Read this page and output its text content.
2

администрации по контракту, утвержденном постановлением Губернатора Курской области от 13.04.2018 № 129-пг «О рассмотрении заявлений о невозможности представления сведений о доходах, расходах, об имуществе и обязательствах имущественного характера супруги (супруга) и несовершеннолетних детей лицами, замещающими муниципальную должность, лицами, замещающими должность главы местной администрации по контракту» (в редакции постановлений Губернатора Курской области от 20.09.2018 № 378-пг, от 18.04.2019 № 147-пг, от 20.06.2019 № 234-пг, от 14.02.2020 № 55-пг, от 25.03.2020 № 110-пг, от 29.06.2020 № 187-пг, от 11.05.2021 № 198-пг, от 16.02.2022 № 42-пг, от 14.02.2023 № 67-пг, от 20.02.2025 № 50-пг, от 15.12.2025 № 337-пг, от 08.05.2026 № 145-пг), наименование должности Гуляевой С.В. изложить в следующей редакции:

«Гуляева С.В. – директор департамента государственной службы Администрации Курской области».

- - - -

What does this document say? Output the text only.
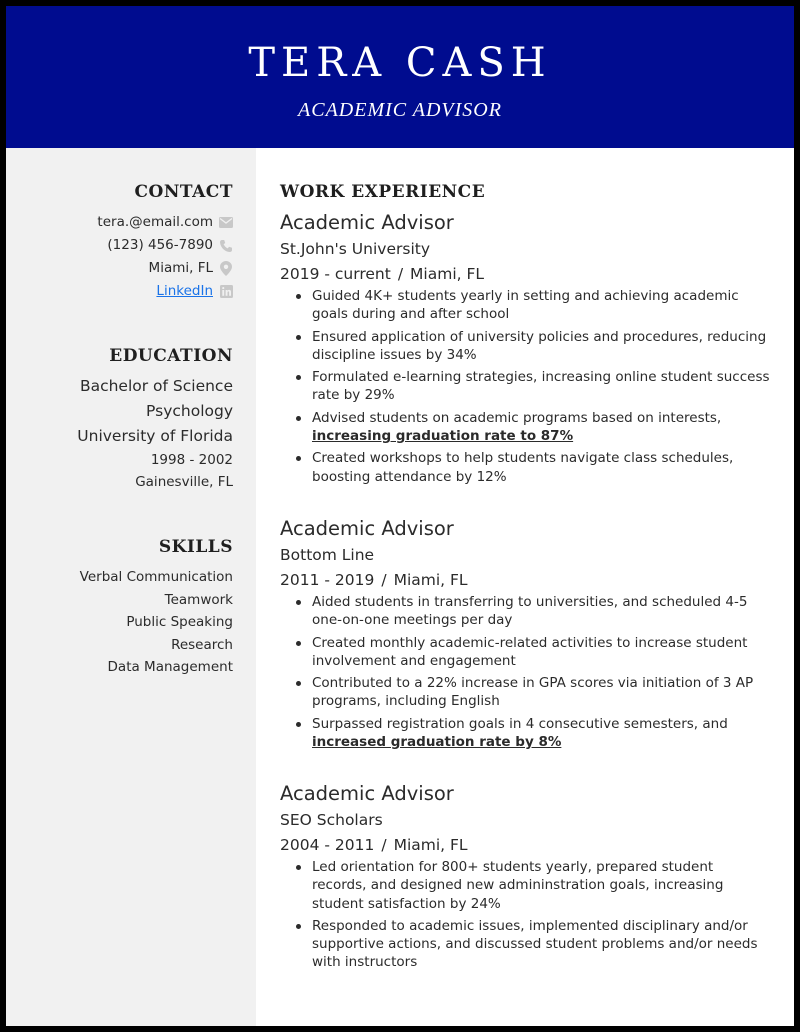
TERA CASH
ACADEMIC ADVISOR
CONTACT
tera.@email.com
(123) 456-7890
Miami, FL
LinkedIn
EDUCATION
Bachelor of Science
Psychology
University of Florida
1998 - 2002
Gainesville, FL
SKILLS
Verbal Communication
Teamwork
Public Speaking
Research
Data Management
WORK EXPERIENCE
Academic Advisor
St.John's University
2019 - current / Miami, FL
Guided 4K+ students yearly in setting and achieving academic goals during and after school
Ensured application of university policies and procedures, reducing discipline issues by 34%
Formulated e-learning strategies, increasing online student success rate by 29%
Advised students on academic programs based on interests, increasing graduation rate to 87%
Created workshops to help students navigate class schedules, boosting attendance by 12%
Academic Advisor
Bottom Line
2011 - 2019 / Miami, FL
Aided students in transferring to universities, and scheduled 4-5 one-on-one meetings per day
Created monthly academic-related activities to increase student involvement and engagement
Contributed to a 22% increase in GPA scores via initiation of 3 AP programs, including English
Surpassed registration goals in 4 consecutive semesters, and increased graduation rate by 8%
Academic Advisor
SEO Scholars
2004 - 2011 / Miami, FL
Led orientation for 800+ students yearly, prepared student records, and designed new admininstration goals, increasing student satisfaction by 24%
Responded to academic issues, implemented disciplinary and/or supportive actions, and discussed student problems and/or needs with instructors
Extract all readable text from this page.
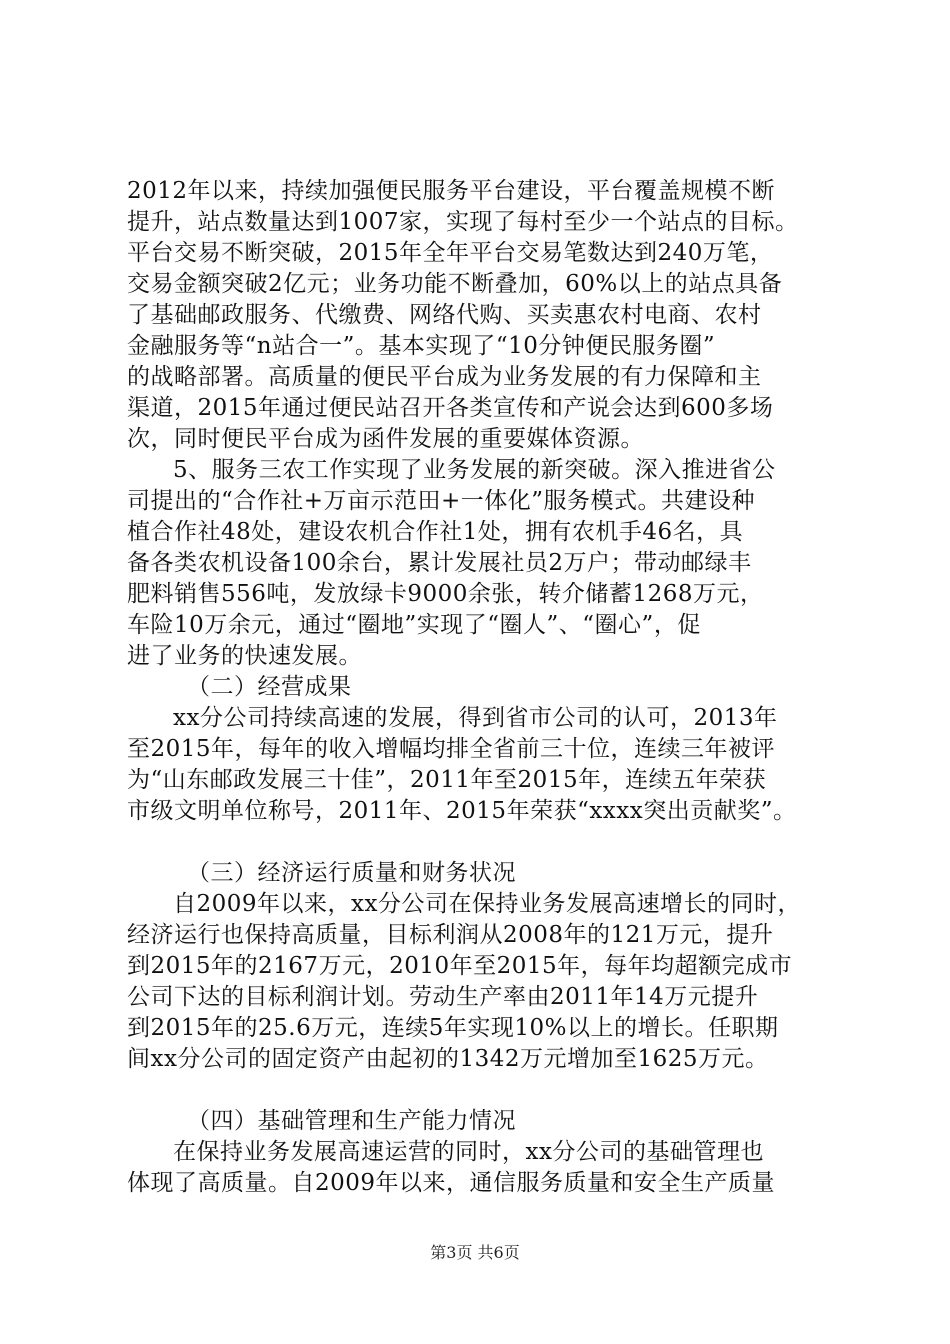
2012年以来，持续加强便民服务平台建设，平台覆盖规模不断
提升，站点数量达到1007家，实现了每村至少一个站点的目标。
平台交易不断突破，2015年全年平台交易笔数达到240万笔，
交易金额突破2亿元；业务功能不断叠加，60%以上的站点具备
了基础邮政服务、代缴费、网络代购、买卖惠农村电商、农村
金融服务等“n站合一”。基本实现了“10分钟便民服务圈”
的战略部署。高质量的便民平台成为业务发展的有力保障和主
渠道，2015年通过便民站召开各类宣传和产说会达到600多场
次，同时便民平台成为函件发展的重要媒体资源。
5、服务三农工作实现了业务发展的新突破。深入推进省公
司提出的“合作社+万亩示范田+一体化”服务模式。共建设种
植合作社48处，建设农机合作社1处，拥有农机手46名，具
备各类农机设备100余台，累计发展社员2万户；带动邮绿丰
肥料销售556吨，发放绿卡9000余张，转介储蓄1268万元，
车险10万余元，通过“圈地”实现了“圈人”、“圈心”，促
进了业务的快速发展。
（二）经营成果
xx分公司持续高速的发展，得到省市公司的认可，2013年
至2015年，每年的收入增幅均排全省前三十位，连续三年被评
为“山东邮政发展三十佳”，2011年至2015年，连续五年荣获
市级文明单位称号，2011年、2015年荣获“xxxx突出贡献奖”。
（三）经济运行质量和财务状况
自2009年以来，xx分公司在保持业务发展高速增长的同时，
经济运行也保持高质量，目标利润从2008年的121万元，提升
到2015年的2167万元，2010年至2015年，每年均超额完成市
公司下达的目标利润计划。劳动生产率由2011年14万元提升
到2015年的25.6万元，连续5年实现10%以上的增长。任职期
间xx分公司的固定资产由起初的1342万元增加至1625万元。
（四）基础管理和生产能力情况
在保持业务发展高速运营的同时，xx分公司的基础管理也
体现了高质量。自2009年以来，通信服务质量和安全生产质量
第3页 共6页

- - - -

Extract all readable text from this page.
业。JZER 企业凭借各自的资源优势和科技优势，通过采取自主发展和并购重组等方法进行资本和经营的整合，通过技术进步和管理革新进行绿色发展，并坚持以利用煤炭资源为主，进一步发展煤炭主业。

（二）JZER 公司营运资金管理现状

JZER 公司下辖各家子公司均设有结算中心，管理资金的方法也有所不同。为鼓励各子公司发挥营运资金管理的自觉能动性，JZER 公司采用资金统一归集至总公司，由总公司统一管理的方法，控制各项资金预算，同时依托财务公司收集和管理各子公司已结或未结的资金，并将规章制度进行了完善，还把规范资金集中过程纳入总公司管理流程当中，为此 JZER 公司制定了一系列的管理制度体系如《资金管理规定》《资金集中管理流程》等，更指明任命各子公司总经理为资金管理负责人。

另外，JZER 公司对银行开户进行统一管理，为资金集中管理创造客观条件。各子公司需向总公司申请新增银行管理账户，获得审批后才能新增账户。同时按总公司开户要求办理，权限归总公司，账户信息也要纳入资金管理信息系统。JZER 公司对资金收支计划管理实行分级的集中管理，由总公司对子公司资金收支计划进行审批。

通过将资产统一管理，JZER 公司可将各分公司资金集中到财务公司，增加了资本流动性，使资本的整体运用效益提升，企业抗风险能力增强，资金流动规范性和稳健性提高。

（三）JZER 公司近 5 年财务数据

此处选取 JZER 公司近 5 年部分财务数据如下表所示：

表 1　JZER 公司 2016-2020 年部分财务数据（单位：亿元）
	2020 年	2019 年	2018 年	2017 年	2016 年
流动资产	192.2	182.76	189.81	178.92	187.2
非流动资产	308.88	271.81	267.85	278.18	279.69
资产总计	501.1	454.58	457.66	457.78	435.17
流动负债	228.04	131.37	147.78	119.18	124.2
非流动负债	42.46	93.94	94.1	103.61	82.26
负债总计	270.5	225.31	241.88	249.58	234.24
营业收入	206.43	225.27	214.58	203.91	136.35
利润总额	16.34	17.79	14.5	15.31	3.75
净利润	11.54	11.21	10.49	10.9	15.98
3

- - - -

▶ [Objective]:
Answer with one number only: how many lines above contain the word "text".

▶ [Answer to the problem]:
4